(Element box records)
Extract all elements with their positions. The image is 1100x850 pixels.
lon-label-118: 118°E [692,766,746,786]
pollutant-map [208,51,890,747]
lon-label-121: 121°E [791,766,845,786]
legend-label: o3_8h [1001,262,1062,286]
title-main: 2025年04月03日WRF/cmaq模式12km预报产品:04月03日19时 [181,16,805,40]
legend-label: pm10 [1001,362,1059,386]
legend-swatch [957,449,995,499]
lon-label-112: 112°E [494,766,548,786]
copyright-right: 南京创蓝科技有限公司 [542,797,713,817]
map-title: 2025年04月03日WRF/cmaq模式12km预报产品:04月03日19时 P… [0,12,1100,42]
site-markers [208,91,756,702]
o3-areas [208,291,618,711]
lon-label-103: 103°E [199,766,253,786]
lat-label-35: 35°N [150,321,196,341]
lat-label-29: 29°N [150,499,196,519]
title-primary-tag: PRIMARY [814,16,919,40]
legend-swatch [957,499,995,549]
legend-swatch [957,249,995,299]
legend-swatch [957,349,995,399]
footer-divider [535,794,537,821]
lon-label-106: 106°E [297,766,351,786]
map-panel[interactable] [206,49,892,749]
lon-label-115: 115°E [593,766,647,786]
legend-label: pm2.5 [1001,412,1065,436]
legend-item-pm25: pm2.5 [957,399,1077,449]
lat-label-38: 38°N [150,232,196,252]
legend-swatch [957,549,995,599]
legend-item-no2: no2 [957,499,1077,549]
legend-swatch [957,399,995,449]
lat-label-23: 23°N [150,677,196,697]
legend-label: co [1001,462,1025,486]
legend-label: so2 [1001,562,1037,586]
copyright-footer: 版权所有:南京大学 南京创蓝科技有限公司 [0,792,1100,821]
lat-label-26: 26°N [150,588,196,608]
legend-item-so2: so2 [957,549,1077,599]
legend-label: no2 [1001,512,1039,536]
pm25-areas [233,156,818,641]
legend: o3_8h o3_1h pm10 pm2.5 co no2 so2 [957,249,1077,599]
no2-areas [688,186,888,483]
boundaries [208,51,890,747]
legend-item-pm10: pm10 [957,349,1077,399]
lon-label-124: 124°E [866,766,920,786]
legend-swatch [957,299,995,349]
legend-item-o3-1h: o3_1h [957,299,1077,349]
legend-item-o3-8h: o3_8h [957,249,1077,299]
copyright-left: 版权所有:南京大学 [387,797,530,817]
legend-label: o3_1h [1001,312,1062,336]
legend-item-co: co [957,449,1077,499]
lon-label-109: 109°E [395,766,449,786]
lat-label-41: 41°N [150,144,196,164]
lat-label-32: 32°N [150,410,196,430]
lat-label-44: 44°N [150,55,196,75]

▶ **What the task asks**: Recast all of the records above as a Markdown table with two columns, Row and Record line. Give each line its own row and leave out any blank lines.

▶ **Result**:
| Row | Record line |
|---|---|
| 1 | Extract all elements with their positions. The image is 1100x850 pixels. |
| 2 | lon-label-118: 118°E [692,766,746,786] |
| 3 | pollutant-map [208,51,890,747] |
| 4 | lon-label-121: 121°E [791,766,845,786] |
| 5 | legend-label: o3_8h [1001,262,1062,286] |
| 6 | title-main: 2025年04月03日WRF/cmaq模式12km预报产品:04月03日19时 [181,16,805,40] |
| 7 | legend-label: pm10 [1001,362,1059,386] |
| 8 | legend-swatch [957,449,995,499] |
| 9 | lon-label-112: 112°E [494,766,548,786] |
| 10 | copyright-right: 南京创蓝科技有限公司 [542,797,713,817] |
| 11 | map-title: 2025年04月03日WRF/cmaq模式12km预报产品:04月03日19时 P… [0,12,1100,42] |
| 12 | site-markers [208,91,756,702] |
| 13 | o3-areas [208,291,618,711] |
| 14 | lon-label-103: 103°E [199,766,253,786] |
| 15 | lat-label-35: 35°N [150,321,196,341] |
| 16 | lat-label-29: 29°N [150,499,196,519] |
| 17 | title-primary-tag: PRIMARY [814,16,919,40] |
| 18 | legend-swatch [957,499,995,549] |
| 19 | legend-swatch [957,249,995,299] |
| 20 | legend-swatch [957,349,995,399] |
| 21 | footer-divider [535,794,537,821] |
| 22 | lon-label-106: 106°E [297,766,351,786] |
| 23 | map-panel[interactable] [206,49,892,749] |
| 24 | lon-label-115: 115°E [593,766,647,786] |
| 25 | legend-label: pm2.5 [1001,412,1065,436] |
| 26 | legend-item-pm25: pm2.5 [957,399,1077,449] |
| 27 | lat-label-38: 38°N [150,232,196,252] |
| 28 | legend-swatch [957,549,995,599] |
| 29 | legend-item-no2: no2 [957,499,1077,549] |
| 30 | legend-swatch [957,399,995,449] |
| 31 | lat-label-23: 23°N [150,677,196,697] |
| 32 | legend-label: co [1001,462,1025,486] |
| 33 | legend-label: so2 [1001,562,1037,586] |
| 34 | copyright-footer: 版权所有:南京大学 南京创蓝科技有限公司 [0,792,1100,821] |
| 35 | lat-label-26: 26°N [150,588,196,608] |
| 36 | legend-item-so2: so2 [957,549,1077,599] |
| 37 | legend-label: no2 [1001,512,1039,536] |
| 38 | pm25-areas [233,156,818,641] |
| 39 | legend: o3_8h o3_1h pm10 pm2.5 co no2 so2 [957,249,1077,599] |
| 40 | no2-areas [688,186,888,483] |
| 41 | boundaries [208,51,890,747] |
| 42 | legend-item-pm10: pm10 [957,349,1077,399] |
| 43 | lon-label-124: 124°E [866,766,920,786] |
| 44 | legend-swatch [957,299,995,349] |
| 45 | legend-item-o3-1h: o3_1h [957,299,1077,349] |
| 46 | legend-item-o3-8h: o3_8h [957,249,1077,299] |
| 47 | copyright-left: 版权所有:南京大学 [387,797,530,817] |
| 48 | legend-label: o3_1h [1001,312,1062,336] |
| 49 | legend-item-co: co [957,449,1077,499] |
| 50 | lon-label-109: 109°E [395,766,449,786] |
| 51 | lat-label-41: 41°N [150,144,196,164] |
| 52 | lat-label-32: 32°N [150,410,196,430] |
| 53 | lat-label-44: 44°N [150,55,196,75] |